▸ **Input data**:
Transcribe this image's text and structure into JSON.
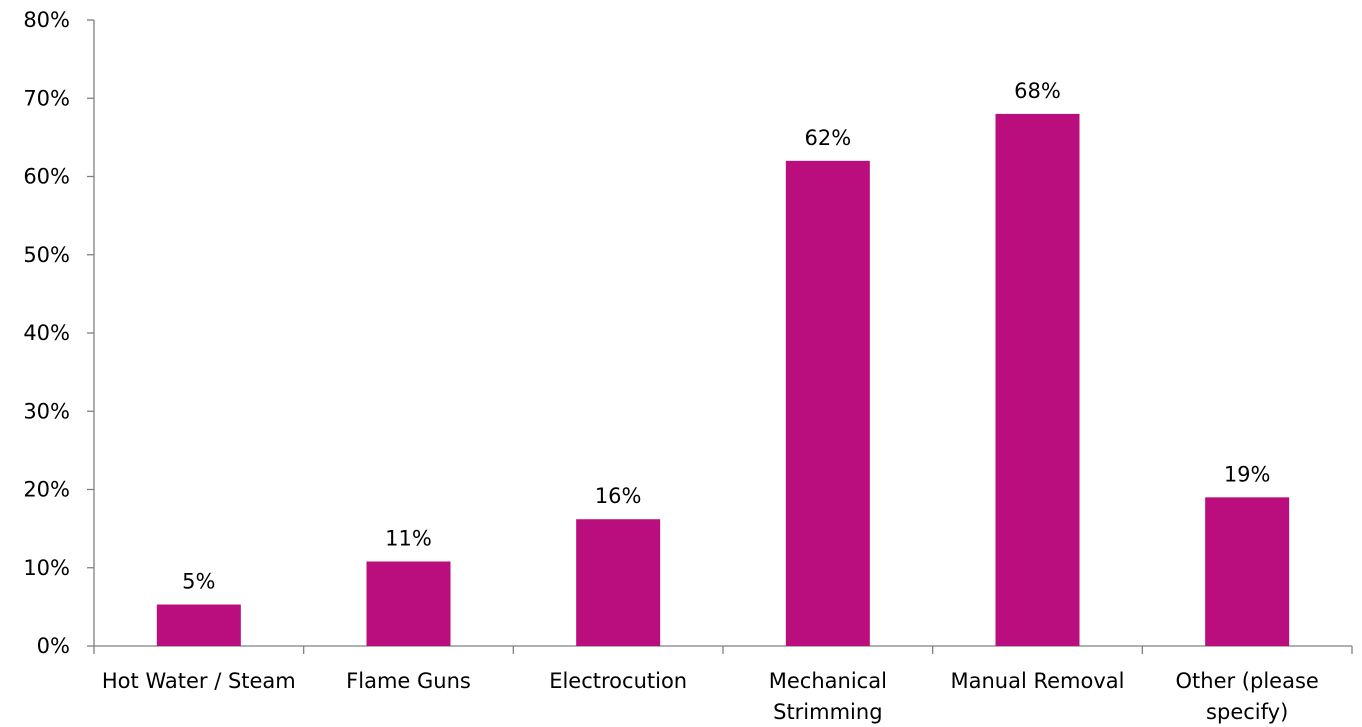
{
  "chart_data": {
    "type": "bar",
    "title": "",
    "xlabel": "",
    "ylabel": "",
    "ylim": [
      0,
      80
    ],
    "yticks": [
      "0%",
      "10%",
      "20%",
      "30%",
      "40%",
      "50%",
      "60%",
      "70%",
      "80%"
    ],
    "grid": false,
    "bar_color": "#BA0E7E",
    "categories": [
      [
        "Hot Water / Steam"
      ],
      [
        "Flame Guns"
      ],
      [
        "Electrocution"
      ],
      [
        "Mechanical",
        "Strimming"
      ],
      [
        "Manual Removal"
      ],
      [
        "Other (please",
        "specify)"
      ]
    ],
    "values": [
      5.3,
      10.8,
      16.2,
      62,
      68,
      19
    ],
    "data_labels": [
      "5%",
      "11%",
      "16%",
      "62%",
      "68%",
      "19%"
    ]
  }
}
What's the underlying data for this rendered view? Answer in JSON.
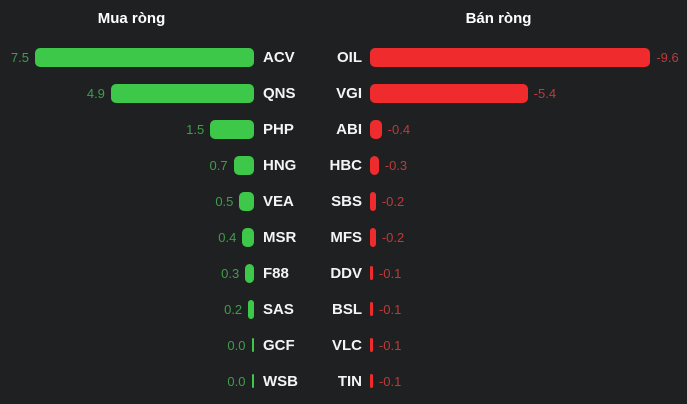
{
  "chart_data": {
    "type": "bar",
    "orientation": "horizontal",
    "grid": false,
    "legend": false,
    "value_axis_range": [
      0,
      10
    ],
    "panels": [
      {
        "title": "Mua ròng",
        "side": "buy",
        "bar_color": "#3ec84a",
        "label_color": "#3f9e49",
        "rows": [
          {
            "ticker": "ACV",
            "value": 7.5,
            "label": "7.5"
          },
          {
            "ticker": "QNS",
            "value": 4.9,
            "label": "4.9"
          },
          {
            "ticker": "PHP",
            "value": 1.5,
            "label": "1.5"
          },
          {
            "ticker": "HNG",
            "value": 0.7,
            "label": "0.7"
          },
          {
            "ticker": "VEA",
            "value": 0.5,
            "label": "0.5"
          },
          {
            "ticker": "MSR",
            "value": 0.4,
            "label": "0.4"
          },
          {
            "ticker": "F88",
            "value": 0.3,
            "label": "0.3"
          },
          {
            "ticker": "SAS",
            "value": 0.2,
            "label": "0.2"
          },
          {
            "ticker": "GCF",
            "value": 0.0,
            "label": "0.0"
          },
          {
            "ticker": "WSB",
            "value": 0.0,
            "label": "0.0"
          }
        ]
      },
      {
        "title": "Bán ròng",
        "side": "sell",
        "bar_color": "#ef2b2d",
        "label_color": "#bf3a3a",
        "rows": [
          {
            "ticker": "OIL",
            "value": -9.6,
            "label": "-9.6"
          },
          {
            "ticker": "VGI",
            "value": -5.4,
            "label": "-5.4"
          },
          {
            "ticker": "ABI",
            "value": -0.4,
            "label": "-0.4"
          },
          {
            "ticker": "HBC",
            "value": -0.3,
            "label": "-0.3"
          },
          {
            "ticker": "SBS",
            "value": -0.2,
            "label": "-0.2"
          },
          {
            "ticker": "MFS",
            "value": -0.2,
            "label": "-0.2"
          },
          {
            "ticker": "DDV",
            "value": -0.1,
            "label": "-0.1"
          },
          {
            "ticker": "BSL",
            "value": -0.1,
            "label": "-0.1"
          },
          {
            "ticker": "VLC",
            "value": -0.1,
            "label": "-0.1"
          },
          {
            "ticker": "TIN",
            "value": -0.1,
            "label": "-0.1"
          }
        ]
      }
    ]
  }
}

▸ **What to work on**:
Repeat the listing in full and exactly. Leave any pictures out.

▸ **Solution**:
Transcribe this image's text and structure into JSON.
{
  "chart_data": {
    "type": "bar",
    "title": "",
    "xlabel": "",
    "ylabel": "",
    "ylim": [
      0,
      80
    ],
    "yticks": [
      "0%",
      "10%",
      "20%",
      "30%",
      "40%",
      "50%",
      "60%",
      "70%",
      "80%"
    ],
    "grid": false,
    "bar_color": "#BA0E7E",
    "categories": [
      [
        "Hot Water / Steam"
      ],
      [
        "Flame Guns"
      ],
      [
        "Electrocution"
      ],
      [
        "Mechanical",
        "Strimming"
      ],
      [
        "Manual Removal"
      ],
      [
        "Other (please",
        "specify)"
      ]
    ],
    "values": [
      5.3,
      10.8,
      16.2,
      62,
      68,
      19
    ],
    "data_labels": [
      "5%",
      "11%",
      "16%",
      "62%",
      "68%",
      "19%"
    ]
  }
}
What's the underlying data for this rendered view? Answer in JSON.
{
  "chart_data": {
    "type": "bar",
    "orientation": "horizontal",
    "grid": false,
    "legend": false,
    "value_axis_range": [
      0,
      10
    ],
    "panels": [
      {
        "title": "Mua ròng",
        "side": "buy",
        "bar_color": "#3ec84a",
        "label_color": "#3f9e49",
        "rows": [
          {
            "ticker": "ACV",
            "value": 7.5,
            "label": "7.5"
          },
          {
            "ticker": "QNS",
            "value": 4.9,
            "label": "4.9"
          },
          {
            "ticker": "PHP",
            "value": 1.5,
            "label": "1.5"
          },
          {
            "ticker": "HNG",
            "value": 0.7,
            "label": "0.7"
          },
          {
            "ticker": "VEA",
            "value": 0.5,
            "label": "0.5"
          },
          {
            "ticker": "MSR",
            "value": 0.4,
            "label": "0.4"
          },
          {
            "ticker": "F88",
            "value": 0.3,
            "label": "0.3"
          },
          {
            "ticker": "SAS",
            "value": 0.2,
            "label": "0.2"
          },
          {
            "ticker": "GCF",
            "value": 0.0,
            "label": "0.0"
          },
          {
            "ticker": "WSB",
            "value": 0.0,
            "label": "0.0"
          }
        ]
      },
      {
        "title": "Bán ròng",
        "side": "sell",
        "bar_color": "#ef2b2d",
        "label_color": "#bf3a3a",
        "rows": [
          {
            "ticker": "OIL",
            "value": -9.6,
            "label": "-9.6"
          },
          {
            "ticker": "VGI",
            "value": -5.4,
            "label": "-5.4"
          },
          {
            "ticker": "ABI",
            "value": -0.4,
            "label": "-0.4"
          },
          {
            "ticker": "HBC",
            "value": -0.3,
            "label": "-0.3"
          },
          {
            "ticker": "SBS",
            "value": -0.2,
            "label": "-0.2"
          },
          {
            "ticker": "MFS",
            "value": -0.2,
            "label": "-0.2"
          },
          {
            "ticker": "DDV",
            "value": -0.1,
            "label": "-0.1"
          },
          {
            "ticker": "BSL",
            "value": -0.1,
            "label": "-0.1"
          },
          {
            "ticker": "VLC",
            "value": -0.1,
            "label": "-0.1"
          },
          {
            "ticker": "TIN",
            "value": -0.1,
            "label": "-0.1"
          }
        ]
      }
    ]
  }
}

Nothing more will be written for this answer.